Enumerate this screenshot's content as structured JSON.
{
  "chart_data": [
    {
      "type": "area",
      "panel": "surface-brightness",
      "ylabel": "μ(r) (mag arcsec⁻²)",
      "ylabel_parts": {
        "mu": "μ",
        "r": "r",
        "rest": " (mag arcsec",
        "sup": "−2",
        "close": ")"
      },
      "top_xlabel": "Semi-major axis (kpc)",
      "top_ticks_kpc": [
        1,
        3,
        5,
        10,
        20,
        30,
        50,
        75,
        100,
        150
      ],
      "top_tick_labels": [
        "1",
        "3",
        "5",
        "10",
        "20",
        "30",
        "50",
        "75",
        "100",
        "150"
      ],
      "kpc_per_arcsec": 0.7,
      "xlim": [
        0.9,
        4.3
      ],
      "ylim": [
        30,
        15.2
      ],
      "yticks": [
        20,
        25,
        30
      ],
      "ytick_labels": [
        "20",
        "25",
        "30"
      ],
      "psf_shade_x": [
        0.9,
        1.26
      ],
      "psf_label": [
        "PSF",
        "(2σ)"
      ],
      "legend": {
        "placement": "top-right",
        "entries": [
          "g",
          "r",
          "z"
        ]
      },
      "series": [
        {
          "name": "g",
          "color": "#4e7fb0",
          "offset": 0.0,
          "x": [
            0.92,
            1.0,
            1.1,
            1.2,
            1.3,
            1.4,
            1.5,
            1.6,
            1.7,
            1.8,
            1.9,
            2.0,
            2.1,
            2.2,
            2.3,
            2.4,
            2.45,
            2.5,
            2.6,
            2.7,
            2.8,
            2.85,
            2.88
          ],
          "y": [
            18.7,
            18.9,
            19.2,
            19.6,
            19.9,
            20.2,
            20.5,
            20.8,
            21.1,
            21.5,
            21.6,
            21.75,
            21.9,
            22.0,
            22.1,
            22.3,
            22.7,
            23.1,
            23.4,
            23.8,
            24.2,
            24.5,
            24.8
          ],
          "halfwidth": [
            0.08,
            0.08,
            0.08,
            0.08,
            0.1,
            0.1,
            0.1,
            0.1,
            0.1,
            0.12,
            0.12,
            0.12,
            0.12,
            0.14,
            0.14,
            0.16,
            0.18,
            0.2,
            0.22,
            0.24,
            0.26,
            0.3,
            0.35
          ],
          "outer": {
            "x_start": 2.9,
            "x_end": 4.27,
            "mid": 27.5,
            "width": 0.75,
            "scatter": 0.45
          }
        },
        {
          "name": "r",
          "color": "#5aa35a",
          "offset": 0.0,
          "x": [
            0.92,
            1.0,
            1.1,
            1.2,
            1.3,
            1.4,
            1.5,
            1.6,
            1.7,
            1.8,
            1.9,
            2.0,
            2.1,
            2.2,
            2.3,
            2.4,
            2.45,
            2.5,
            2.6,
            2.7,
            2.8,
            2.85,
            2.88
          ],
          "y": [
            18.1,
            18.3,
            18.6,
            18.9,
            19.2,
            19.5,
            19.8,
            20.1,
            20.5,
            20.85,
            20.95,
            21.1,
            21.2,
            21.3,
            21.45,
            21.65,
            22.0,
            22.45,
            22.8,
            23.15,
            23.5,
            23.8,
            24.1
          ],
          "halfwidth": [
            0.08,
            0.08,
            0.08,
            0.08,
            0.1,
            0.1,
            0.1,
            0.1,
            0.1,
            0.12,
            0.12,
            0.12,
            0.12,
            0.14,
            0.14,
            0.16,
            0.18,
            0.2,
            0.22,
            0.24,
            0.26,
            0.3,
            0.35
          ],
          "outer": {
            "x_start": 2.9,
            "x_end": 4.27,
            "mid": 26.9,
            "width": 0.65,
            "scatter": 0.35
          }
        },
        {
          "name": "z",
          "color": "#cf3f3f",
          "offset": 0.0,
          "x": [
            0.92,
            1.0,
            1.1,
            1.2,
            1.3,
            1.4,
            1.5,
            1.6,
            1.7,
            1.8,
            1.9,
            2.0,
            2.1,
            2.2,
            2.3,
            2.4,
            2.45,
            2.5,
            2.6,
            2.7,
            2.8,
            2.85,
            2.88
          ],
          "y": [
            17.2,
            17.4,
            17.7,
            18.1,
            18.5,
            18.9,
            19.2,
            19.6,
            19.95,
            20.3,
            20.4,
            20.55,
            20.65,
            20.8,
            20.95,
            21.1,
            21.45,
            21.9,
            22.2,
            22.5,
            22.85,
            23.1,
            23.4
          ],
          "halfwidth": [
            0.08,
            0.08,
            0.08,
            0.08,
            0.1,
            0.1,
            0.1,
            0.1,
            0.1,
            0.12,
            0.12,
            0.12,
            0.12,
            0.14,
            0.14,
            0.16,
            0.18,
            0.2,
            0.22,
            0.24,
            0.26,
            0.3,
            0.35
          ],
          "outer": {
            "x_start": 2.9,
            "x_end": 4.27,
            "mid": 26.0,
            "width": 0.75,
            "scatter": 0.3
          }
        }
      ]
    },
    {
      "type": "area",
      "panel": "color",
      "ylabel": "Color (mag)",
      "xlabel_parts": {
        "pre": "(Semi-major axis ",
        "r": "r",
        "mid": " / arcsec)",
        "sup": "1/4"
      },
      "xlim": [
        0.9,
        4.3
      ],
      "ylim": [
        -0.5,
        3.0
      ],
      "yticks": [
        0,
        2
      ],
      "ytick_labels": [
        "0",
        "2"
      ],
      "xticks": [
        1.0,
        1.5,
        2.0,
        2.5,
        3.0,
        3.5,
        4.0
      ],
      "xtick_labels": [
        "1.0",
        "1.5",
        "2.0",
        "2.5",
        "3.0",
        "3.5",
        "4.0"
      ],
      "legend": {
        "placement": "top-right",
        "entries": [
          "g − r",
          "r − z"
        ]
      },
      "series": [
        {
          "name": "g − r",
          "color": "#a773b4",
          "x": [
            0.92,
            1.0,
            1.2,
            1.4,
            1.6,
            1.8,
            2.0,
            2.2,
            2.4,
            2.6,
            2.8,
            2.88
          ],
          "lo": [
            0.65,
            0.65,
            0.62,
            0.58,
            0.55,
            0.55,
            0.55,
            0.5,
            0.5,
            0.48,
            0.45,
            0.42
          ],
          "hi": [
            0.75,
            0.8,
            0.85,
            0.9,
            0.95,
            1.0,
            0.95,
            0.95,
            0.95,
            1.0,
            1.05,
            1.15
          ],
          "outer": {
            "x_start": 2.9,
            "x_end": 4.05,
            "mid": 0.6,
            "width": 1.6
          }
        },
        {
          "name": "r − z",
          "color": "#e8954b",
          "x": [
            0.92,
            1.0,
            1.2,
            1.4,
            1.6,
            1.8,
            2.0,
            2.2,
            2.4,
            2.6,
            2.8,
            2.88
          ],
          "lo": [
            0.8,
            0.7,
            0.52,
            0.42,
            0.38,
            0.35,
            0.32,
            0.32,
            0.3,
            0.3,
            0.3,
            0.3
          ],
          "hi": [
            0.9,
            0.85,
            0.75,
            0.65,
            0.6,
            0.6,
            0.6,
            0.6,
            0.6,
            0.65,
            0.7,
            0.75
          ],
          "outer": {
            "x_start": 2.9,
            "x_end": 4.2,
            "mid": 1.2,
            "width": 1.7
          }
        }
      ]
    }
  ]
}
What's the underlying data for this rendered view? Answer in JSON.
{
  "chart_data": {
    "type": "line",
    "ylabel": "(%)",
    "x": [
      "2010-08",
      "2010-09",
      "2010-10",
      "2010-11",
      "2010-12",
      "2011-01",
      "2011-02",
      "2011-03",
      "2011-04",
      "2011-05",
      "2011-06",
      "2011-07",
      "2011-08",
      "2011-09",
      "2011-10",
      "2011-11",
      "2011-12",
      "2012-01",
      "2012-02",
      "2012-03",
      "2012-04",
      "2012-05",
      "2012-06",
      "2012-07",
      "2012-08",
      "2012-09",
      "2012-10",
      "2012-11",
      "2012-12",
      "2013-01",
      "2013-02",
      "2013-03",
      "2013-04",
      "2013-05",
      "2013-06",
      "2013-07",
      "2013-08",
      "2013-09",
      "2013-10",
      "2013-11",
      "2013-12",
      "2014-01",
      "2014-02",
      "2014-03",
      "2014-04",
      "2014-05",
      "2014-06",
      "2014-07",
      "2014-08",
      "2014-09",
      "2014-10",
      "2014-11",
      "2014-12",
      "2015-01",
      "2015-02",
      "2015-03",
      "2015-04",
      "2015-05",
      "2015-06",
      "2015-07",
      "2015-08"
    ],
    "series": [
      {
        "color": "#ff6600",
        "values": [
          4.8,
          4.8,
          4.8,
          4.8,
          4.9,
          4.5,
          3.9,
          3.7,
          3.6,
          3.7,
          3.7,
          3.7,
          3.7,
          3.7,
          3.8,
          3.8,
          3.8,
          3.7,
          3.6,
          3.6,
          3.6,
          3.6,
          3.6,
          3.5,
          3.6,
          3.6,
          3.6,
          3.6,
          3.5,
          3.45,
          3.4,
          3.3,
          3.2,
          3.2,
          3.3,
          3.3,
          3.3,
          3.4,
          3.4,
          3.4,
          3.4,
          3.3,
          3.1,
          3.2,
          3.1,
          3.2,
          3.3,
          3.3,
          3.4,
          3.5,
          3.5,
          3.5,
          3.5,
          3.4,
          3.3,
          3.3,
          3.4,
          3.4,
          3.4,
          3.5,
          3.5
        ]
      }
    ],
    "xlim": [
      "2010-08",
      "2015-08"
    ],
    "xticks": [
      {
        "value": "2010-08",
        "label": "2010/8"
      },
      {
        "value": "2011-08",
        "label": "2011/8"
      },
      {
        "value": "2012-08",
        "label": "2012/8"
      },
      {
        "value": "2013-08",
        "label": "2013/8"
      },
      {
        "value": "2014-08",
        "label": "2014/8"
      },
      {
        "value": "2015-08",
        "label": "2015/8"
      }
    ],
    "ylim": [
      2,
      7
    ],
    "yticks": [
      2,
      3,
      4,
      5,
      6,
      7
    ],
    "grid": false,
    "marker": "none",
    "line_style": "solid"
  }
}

--- OBJECTIVE ---
List all lines where "Semi" occurs.

--- SOLUTION TO THE PROBLEM ---
      "top_xlabel": "Semi-major axis (kpc)",
        "pre": "(Semi-major axis ",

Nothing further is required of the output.